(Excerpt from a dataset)
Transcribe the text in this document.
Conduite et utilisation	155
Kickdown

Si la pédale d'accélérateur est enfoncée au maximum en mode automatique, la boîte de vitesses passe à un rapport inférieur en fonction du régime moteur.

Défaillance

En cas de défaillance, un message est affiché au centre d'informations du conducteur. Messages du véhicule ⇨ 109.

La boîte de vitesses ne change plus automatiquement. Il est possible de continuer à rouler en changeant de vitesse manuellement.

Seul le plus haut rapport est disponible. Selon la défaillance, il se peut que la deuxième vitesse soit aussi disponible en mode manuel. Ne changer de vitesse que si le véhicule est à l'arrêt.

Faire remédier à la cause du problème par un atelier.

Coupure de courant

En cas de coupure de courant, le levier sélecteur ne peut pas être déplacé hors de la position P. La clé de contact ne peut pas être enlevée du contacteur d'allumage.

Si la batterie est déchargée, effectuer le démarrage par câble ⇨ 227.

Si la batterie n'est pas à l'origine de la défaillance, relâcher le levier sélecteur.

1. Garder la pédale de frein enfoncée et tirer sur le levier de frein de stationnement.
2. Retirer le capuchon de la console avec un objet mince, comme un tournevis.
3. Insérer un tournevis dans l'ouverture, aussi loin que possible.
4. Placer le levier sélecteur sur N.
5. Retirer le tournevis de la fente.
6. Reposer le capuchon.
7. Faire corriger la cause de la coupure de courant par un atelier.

Directions for this task: Find all lines holding the string "rapport" and copy them.

Finished answer:
Si la pédale d'accélérateur est enfoncée au maximum en mode automatique, la boîte de vitesses passe à un rapport inférieur en fonction du régime moteur.
Seul le plus haut rapport est disponible. Selon la défaillance, il se peut que la deuxième vitesse soit aussi disponible en mode manuel. Ne changer de vitesse que si le véhicule est à l'arrêt.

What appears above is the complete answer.